This makes it easy to review what happened inside the agent and debug if needed.

note

If thought is None or empty, it simply means: The agent did not generate any internal reasoning (it moved straight from input to output).

task is not used when the user sends a message directly to an agent.

Example usage:

response.data["intermediate_steps"]
Show output

Tracing team agent executions

Team agents extend this behavior by orchestrating multiple user-defined agents and micro agents (mentalists, inspectors, orchestrators, feedback combiners).

When you run a team agent, the system returns a ModelResponse containing:

  • input: The original input and parameters.
  • output: Final structured answer.
  • session_id: Session ID for multi-step traces.
  • intermediate_steps:
    • Micro agent actions (e.g., mentalist planning, inspector reviews, feedback combinations)
    • Each step run by different agents (Lead Finder, Lead Analyzer, etc.)
    • Tool usage and reasoning
  • execution_stats: Overall run time, credits consumed, API calls made, breakdowns per agent and micro agent.

[Prompt 1] Copy the part of the text on agent tracing that opens with the words containing "Team agents extend" and closes with "Final structured answer.".
[Prompt 2]
Answer these questions from the text on agent tracing:
(a) What does it mean when thought is None or empty?
(b) In which case is task not used?
(c) What is session_id described as in a team agent's ModelResponse?

Data records:

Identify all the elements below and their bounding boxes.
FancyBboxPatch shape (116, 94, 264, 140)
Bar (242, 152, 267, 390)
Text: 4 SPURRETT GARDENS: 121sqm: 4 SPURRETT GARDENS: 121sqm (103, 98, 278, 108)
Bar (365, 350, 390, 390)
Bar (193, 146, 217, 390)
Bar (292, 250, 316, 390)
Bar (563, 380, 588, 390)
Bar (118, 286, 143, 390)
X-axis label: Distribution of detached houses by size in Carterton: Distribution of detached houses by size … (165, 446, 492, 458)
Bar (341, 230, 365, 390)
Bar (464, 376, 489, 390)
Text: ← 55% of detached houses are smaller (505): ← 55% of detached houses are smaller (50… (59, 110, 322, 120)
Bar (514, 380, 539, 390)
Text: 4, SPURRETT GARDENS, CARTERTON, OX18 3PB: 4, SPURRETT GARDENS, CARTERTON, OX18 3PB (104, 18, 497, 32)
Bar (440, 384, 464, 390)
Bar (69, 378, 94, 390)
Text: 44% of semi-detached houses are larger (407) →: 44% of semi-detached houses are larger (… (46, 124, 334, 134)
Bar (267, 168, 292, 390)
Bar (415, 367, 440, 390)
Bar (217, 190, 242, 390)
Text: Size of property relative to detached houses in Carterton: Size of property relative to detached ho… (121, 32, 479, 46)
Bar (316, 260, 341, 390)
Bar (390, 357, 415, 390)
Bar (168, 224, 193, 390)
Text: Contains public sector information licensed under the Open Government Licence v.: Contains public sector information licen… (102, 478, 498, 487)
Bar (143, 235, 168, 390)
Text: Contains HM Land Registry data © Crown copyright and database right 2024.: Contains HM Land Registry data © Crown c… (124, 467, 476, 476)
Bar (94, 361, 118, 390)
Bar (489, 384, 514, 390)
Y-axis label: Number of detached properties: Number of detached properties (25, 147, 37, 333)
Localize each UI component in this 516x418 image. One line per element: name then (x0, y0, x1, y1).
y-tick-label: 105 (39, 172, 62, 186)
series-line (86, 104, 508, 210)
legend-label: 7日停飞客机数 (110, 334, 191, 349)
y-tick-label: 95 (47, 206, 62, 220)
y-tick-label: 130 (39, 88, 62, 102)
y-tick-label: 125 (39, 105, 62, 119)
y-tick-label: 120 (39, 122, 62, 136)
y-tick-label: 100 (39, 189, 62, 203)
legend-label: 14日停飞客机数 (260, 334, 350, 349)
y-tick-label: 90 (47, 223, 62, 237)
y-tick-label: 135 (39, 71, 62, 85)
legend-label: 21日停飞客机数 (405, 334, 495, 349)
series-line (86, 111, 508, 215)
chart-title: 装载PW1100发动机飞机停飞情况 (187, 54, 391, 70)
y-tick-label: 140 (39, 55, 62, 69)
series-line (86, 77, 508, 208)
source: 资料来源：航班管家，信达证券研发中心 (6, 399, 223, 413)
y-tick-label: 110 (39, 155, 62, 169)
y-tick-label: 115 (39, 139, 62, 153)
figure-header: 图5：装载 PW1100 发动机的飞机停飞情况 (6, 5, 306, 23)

[Solution 1]
Team agents extend this behavior by orchestrating multiple user-defined agents and micro agents (mentalists, inspectors, orchestrators, feedback combiners).

When you run a team agent, the system returns a ModelResponse containing:

  • input: The original input and parameters.
  • output: Final structured answer.

[Solution 2]
(a) The agent did not generate any internal reasoning; it moved straight from input to output.
(b) When the user sends a message directly to an agent.
(c) Session ID for multi-step traces.